* begin LISTED RECORDS *

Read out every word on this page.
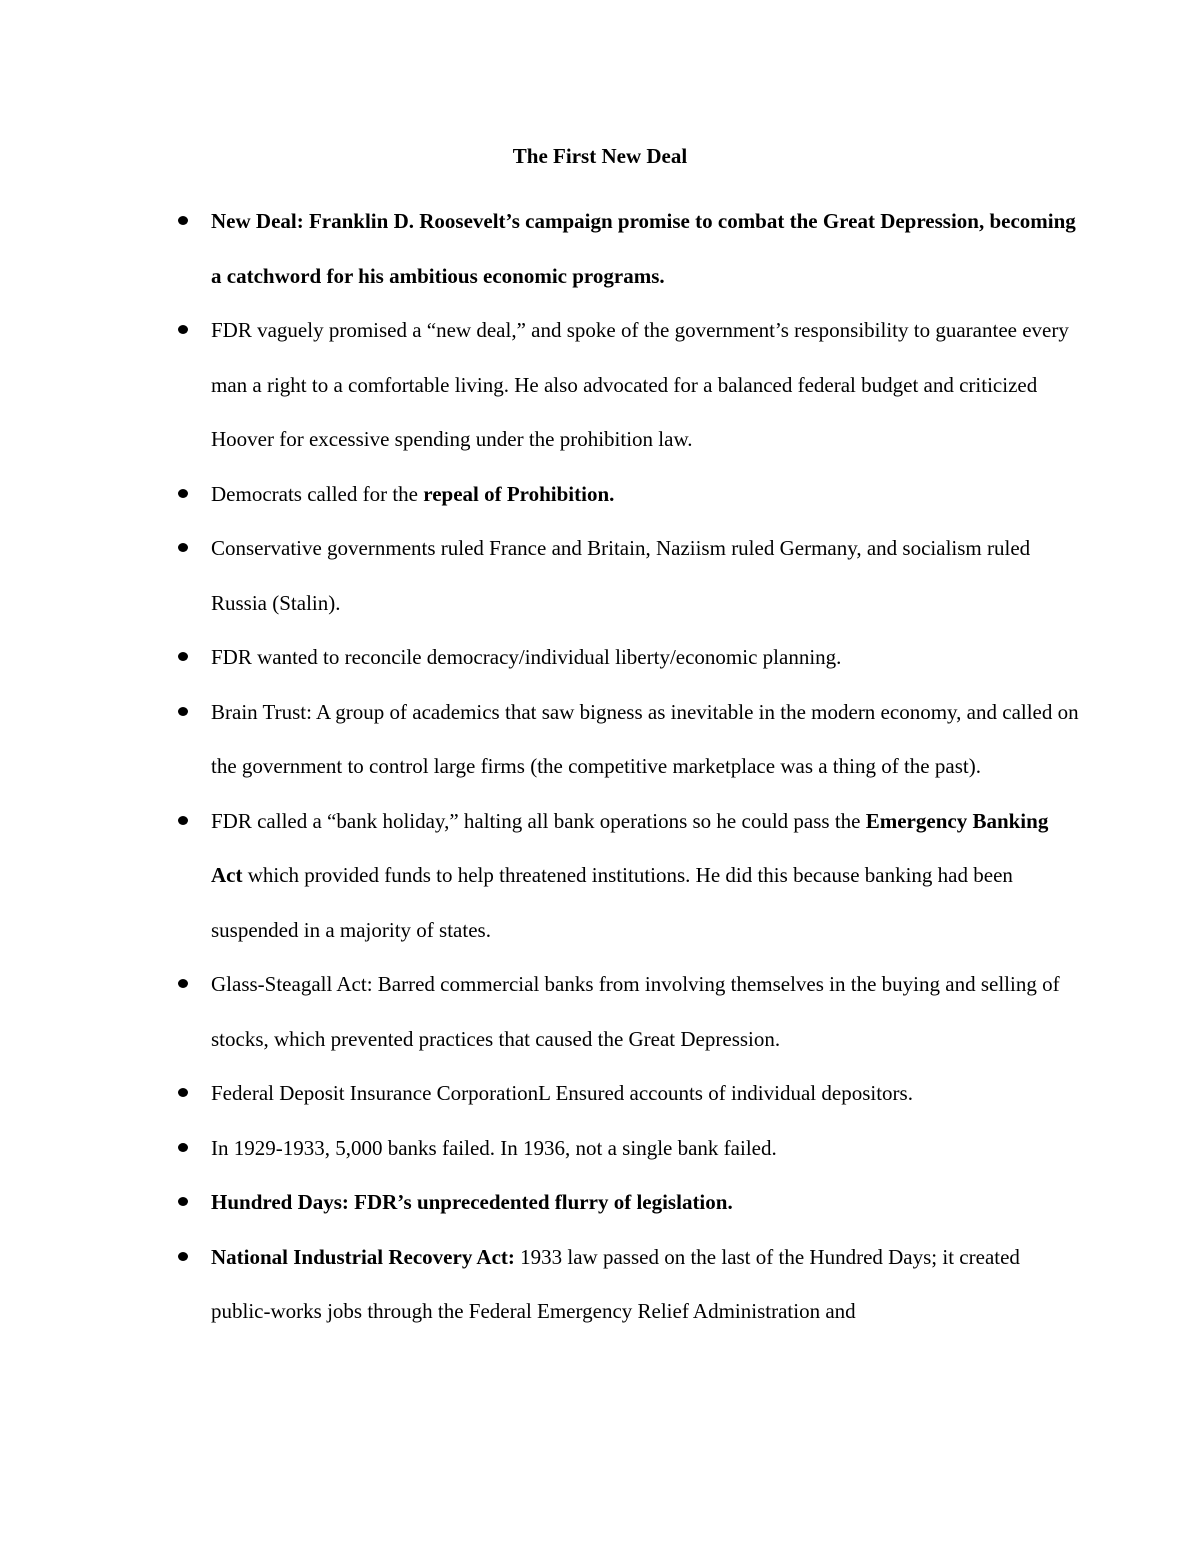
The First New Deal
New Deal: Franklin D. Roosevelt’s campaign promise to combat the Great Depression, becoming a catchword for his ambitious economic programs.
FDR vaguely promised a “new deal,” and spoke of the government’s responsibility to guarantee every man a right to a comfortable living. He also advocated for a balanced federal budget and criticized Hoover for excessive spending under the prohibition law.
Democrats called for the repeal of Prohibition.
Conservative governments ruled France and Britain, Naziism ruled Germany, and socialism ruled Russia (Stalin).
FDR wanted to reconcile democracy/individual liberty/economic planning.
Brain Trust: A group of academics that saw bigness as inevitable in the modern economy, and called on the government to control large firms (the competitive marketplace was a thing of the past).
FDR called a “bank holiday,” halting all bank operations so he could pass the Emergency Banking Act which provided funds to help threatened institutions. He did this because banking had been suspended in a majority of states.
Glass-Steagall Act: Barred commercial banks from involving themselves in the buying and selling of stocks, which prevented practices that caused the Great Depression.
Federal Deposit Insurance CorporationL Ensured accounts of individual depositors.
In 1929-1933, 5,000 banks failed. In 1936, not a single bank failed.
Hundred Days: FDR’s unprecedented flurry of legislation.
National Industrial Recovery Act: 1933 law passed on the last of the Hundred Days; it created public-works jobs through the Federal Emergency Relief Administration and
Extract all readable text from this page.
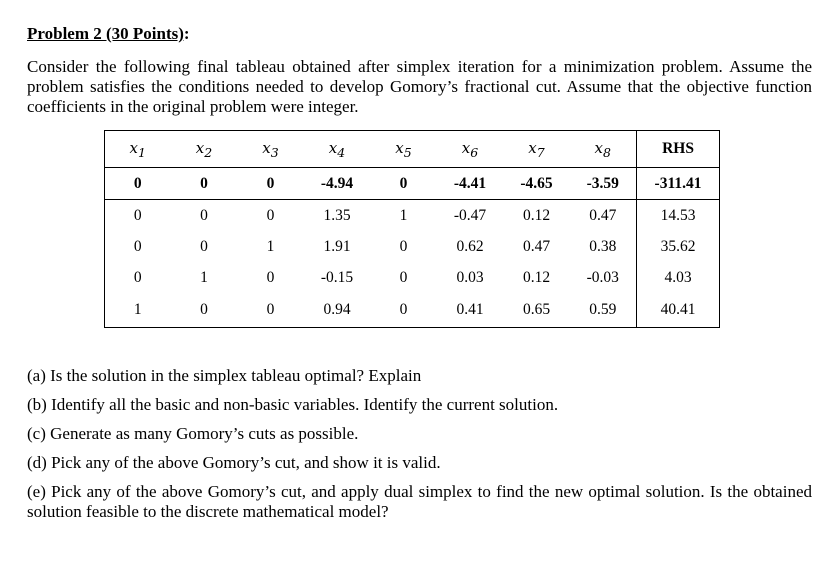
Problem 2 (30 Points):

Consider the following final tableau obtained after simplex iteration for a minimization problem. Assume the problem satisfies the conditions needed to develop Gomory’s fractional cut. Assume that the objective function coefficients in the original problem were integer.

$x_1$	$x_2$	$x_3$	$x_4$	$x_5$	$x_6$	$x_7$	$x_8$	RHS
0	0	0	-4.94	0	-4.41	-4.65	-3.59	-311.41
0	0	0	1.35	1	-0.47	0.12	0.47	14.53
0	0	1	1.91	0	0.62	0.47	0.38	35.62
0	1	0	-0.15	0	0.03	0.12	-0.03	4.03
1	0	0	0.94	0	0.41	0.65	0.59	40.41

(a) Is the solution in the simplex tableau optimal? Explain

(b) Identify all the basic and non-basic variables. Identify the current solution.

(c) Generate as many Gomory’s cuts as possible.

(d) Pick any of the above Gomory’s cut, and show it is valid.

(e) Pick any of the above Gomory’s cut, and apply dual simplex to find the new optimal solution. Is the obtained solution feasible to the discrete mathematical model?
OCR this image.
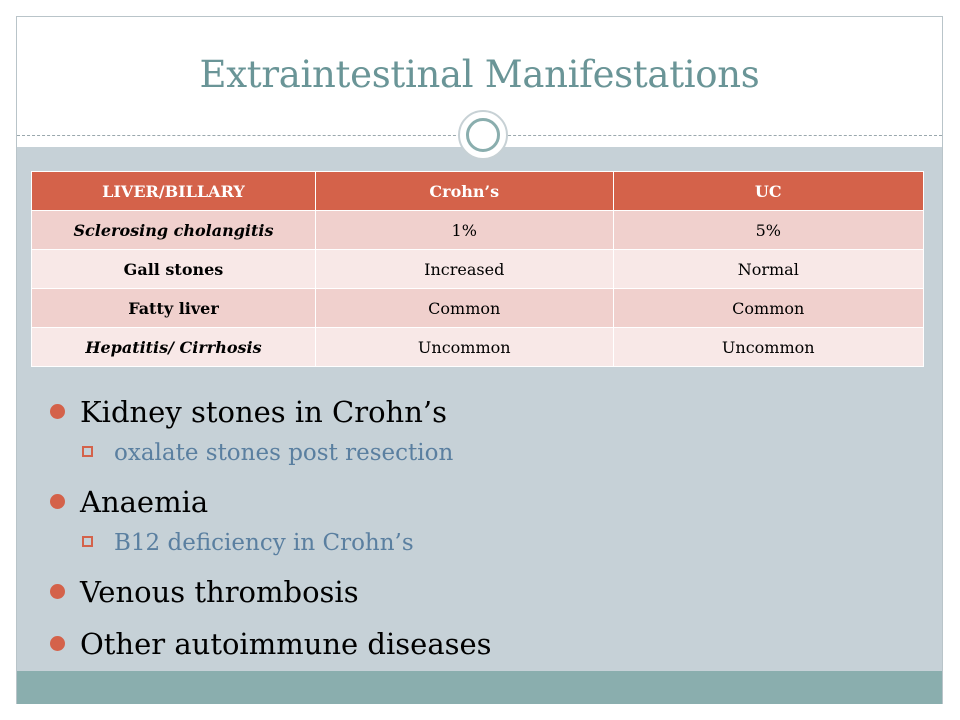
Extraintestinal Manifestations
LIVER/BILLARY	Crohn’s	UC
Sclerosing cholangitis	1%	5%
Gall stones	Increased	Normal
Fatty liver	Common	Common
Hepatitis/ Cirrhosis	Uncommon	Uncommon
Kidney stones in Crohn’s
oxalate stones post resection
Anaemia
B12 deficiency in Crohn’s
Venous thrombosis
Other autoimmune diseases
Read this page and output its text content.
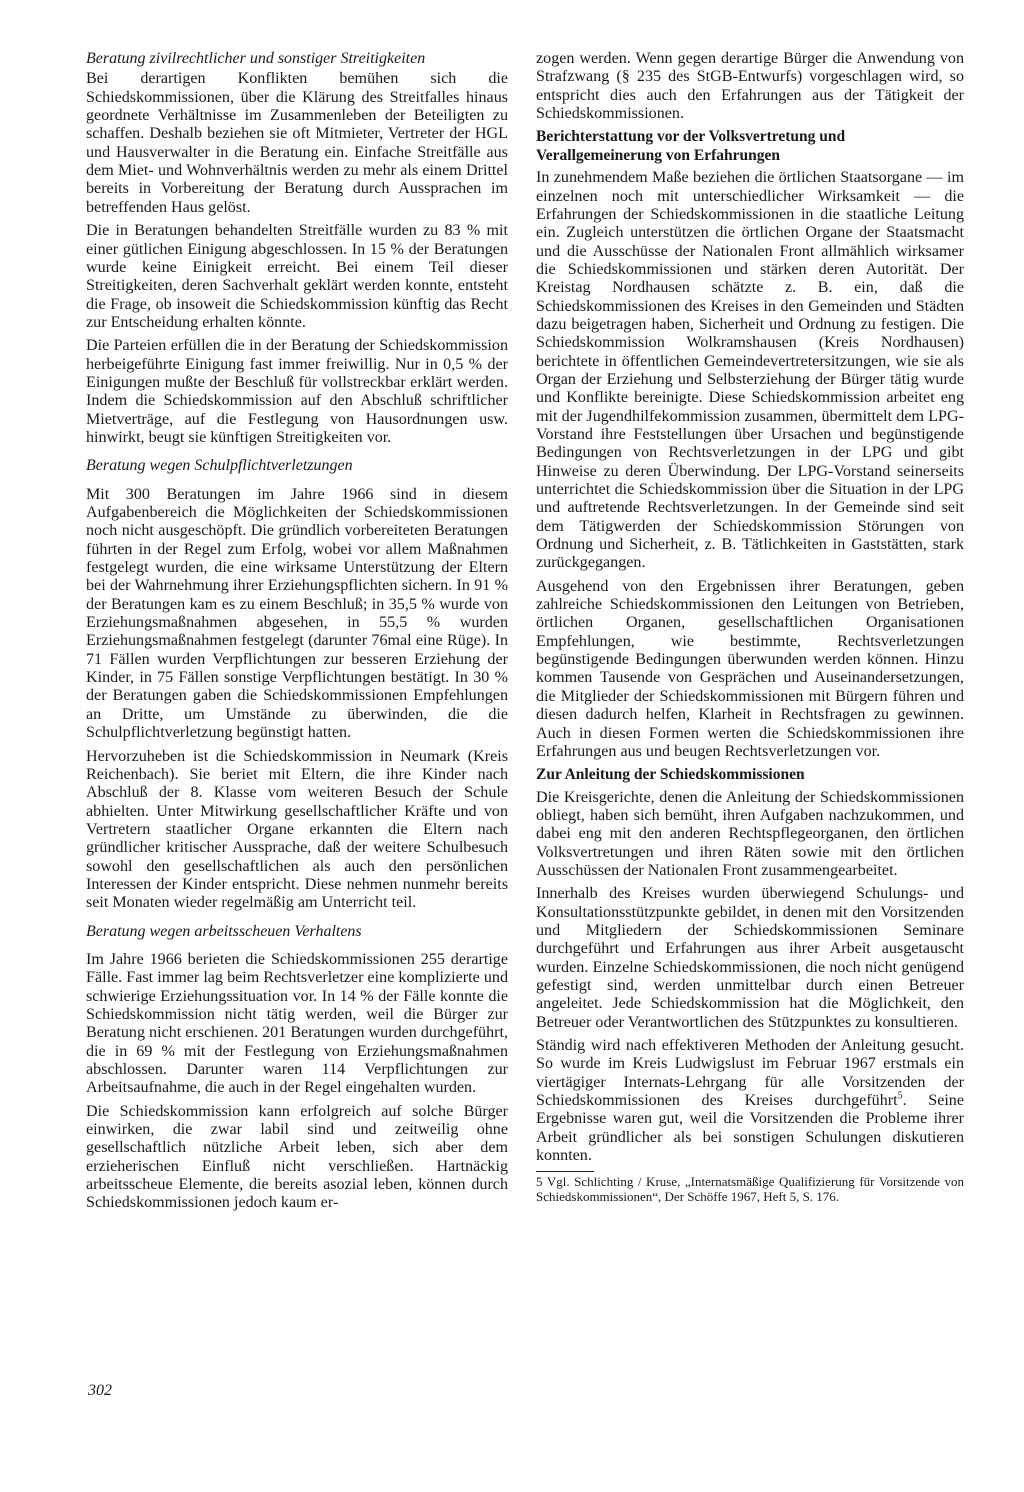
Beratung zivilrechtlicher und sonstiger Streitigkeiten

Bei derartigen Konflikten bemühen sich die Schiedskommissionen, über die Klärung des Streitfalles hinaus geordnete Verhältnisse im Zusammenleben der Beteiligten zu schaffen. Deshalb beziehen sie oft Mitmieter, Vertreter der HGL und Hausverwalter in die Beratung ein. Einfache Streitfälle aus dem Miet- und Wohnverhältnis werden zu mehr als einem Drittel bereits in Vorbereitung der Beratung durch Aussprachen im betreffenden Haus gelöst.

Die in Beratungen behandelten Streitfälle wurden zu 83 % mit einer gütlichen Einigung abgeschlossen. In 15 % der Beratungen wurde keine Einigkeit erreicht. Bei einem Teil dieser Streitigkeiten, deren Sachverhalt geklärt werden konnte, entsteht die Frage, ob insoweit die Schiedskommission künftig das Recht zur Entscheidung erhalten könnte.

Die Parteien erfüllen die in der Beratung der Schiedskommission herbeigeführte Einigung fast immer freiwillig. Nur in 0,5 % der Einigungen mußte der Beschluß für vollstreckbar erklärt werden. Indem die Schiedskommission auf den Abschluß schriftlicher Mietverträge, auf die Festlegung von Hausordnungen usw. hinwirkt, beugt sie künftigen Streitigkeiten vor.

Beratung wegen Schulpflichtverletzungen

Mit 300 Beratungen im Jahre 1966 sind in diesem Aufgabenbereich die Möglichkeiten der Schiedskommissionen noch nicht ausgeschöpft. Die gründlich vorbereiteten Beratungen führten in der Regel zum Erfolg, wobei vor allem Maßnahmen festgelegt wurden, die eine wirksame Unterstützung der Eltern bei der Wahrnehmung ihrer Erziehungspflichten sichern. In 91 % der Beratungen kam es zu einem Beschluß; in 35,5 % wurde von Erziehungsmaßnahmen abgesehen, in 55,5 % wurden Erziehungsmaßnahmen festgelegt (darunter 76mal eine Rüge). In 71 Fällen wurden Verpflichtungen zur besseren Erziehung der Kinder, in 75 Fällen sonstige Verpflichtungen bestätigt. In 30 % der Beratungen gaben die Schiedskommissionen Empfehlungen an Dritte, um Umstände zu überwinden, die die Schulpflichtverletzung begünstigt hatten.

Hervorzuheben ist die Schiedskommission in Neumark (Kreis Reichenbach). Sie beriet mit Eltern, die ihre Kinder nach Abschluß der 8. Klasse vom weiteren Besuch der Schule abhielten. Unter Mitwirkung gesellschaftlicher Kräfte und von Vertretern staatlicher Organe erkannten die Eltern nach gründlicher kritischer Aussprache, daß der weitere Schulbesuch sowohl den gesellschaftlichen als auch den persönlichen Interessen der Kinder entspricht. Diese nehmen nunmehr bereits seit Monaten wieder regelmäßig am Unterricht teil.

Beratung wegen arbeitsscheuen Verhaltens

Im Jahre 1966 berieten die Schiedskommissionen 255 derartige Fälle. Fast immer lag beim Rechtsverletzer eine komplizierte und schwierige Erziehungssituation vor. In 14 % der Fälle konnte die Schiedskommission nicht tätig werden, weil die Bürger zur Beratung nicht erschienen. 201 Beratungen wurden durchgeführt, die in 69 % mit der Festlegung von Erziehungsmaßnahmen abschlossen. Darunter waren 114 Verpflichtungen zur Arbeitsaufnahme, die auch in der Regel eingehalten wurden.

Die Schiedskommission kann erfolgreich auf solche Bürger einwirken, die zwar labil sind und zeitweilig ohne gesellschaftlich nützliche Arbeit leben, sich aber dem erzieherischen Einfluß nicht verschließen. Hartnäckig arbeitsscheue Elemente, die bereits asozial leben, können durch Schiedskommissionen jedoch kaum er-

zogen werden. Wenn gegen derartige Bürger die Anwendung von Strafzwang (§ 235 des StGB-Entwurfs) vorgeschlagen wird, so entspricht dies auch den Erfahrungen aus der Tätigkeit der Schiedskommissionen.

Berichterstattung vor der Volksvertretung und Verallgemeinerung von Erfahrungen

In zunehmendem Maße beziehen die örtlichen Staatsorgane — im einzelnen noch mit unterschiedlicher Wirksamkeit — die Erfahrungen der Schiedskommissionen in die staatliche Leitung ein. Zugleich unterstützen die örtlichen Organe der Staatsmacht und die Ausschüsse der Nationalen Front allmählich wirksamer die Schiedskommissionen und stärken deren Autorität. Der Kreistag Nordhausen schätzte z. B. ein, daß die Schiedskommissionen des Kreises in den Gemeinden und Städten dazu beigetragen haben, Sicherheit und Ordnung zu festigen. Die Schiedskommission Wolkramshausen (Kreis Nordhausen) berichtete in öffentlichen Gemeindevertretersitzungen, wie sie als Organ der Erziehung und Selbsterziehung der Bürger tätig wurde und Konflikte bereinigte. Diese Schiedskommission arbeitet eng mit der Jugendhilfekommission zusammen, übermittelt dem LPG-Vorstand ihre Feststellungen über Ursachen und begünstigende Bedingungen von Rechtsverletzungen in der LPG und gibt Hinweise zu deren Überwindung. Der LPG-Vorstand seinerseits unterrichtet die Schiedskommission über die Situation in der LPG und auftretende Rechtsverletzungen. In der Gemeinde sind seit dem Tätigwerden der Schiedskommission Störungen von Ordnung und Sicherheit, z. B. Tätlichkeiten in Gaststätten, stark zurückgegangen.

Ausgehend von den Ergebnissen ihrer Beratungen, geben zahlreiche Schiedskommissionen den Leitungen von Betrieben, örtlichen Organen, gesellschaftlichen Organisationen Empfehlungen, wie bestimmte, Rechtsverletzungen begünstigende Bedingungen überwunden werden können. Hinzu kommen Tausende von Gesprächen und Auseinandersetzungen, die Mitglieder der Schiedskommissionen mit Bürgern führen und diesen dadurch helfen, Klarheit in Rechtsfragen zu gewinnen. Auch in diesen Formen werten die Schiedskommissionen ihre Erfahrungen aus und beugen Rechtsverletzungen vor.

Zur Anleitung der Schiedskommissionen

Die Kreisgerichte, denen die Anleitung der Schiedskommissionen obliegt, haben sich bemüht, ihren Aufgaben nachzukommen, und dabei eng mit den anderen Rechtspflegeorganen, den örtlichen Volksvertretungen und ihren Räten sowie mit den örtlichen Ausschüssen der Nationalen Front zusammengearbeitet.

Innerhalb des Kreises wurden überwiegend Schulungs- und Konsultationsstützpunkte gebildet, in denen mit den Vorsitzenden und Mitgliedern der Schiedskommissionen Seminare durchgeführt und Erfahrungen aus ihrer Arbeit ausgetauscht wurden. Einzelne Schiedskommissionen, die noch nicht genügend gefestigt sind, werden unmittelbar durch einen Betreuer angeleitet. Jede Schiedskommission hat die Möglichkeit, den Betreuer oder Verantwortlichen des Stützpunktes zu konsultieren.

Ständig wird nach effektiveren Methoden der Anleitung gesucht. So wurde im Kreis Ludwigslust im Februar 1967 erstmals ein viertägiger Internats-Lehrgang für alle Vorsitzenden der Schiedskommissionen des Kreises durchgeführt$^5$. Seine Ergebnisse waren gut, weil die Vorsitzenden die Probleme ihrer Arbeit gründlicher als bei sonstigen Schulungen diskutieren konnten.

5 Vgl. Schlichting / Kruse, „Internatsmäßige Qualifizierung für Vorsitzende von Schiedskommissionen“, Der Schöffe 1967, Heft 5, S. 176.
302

* end LISTED RECORDS *

* WRITTEN PROBLEM: Copy all lines from the data that hold the word "wegen".

* CORRECT OUTPUT:
Beratung wegen Schulpflichtverletzungen
Beratung wegen arbeitsscheuen Verhaltens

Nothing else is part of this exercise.